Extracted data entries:
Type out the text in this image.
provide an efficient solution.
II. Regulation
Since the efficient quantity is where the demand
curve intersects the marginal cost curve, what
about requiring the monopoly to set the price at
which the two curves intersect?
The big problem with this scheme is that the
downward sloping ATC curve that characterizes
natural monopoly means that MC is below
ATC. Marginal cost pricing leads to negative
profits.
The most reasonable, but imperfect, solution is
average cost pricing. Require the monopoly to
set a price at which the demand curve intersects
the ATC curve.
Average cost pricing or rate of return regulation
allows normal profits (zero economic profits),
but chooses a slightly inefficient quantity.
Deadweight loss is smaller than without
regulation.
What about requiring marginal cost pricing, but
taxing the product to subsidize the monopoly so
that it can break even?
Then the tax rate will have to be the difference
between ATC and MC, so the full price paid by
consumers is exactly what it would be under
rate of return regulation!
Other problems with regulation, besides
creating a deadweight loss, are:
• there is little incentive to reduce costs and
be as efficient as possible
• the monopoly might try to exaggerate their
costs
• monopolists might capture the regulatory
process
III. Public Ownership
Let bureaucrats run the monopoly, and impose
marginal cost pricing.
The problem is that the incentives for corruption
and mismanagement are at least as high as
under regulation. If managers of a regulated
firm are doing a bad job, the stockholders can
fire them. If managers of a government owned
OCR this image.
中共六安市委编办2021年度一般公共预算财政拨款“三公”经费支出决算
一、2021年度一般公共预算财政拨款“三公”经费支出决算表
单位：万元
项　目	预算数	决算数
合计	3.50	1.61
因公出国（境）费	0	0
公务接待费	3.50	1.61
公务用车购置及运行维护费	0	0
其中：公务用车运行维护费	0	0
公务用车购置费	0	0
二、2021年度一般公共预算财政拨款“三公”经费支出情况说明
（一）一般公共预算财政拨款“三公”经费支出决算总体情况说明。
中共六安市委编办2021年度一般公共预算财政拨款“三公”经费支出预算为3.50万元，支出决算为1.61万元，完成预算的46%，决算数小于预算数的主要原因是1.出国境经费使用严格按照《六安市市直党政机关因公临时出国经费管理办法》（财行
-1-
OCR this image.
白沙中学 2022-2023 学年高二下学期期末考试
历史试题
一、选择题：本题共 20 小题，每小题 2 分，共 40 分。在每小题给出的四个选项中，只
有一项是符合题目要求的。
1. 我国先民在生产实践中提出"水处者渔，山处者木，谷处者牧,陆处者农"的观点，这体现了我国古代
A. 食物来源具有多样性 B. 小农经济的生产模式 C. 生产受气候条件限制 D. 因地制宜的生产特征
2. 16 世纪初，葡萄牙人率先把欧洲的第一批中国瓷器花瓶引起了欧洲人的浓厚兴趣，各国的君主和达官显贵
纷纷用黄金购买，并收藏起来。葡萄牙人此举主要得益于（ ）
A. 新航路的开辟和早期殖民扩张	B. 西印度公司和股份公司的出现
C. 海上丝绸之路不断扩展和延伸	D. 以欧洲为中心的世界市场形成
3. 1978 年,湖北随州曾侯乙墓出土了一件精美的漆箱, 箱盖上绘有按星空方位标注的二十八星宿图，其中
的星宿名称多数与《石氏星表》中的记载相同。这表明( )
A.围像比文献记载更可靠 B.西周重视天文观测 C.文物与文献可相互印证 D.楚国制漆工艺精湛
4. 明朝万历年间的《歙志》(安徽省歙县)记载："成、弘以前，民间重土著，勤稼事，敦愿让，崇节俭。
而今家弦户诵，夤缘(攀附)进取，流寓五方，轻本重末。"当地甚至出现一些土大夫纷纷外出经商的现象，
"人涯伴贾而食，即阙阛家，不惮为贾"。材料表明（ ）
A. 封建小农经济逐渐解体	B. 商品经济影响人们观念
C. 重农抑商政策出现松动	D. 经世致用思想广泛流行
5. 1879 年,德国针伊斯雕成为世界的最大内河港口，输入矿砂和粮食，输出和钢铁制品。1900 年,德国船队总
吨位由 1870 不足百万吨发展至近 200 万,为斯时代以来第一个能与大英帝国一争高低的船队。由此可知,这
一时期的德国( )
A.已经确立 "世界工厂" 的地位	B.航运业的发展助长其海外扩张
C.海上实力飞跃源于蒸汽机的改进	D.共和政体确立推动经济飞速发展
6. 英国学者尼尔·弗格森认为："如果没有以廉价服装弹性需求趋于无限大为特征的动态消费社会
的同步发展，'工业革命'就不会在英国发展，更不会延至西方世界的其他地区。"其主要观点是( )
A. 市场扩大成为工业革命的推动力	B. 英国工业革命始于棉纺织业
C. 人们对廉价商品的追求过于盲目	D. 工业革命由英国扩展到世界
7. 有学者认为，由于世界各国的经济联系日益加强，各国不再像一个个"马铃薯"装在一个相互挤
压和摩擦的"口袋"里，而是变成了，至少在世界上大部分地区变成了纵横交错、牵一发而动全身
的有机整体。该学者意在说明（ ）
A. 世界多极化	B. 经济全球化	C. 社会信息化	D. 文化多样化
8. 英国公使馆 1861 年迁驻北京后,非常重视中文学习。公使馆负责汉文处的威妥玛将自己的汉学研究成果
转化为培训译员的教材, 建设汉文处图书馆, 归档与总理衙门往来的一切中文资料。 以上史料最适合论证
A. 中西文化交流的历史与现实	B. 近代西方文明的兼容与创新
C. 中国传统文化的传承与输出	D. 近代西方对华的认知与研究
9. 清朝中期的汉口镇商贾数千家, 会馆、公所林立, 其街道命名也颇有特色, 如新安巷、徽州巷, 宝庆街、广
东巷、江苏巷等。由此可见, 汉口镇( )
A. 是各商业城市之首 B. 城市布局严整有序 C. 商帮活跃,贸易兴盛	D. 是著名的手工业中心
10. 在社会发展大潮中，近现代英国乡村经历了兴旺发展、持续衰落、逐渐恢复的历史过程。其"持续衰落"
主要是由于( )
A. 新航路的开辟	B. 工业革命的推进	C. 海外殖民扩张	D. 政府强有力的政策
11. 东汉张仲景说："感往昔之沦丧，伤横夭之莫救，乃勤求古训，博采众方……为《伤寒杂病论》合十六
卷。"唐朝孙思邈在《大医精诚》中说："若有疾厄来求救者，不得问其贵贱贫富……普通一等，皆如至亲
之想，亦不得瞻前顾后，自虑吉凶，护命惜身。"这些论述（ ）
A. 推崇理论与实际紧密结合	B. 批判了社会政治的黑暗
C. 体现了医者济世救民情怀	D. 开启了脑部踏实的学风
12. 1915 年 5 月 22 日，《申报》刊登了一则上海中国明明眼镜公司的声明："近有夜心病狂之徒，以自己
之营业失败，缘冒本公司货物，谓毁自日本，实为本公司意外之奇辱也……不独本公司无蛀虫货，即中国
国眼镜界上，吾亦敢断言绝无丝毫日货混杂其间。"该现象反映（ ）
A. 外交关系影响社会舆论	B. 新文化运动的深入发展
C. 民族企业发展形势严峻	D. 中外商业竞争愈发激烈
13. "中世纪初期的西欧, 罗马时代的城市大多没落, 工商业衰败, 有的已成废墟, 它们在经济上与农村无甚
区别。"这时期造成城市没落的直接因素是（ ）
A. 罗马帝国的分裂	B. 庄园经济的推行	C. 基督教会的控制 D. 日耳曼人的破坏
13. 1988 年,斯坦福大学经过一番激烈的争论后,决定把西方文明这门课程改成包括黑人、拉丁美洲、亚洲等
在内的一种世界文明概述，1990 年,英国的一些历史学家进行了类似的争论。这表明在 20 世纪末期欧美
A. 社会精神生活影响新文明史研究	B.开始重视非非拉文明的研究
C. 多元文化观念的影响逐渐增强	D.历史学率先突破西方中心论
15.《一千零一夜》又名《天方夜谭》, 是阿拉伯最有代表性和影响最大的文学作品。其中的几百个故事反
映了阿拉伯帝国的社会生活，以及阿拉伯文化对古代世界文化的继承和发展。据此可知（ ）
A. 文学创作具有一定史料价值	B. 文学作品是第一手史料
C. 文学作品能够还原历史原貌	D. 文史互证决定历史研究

### EXERCISE AIM:
In the records above, locate every line with the string "managers" and copy it.

### SOLUTION FOR THIS PROBLEM:
under regulation. If managers of a regulated
fire them. If managers of a government owned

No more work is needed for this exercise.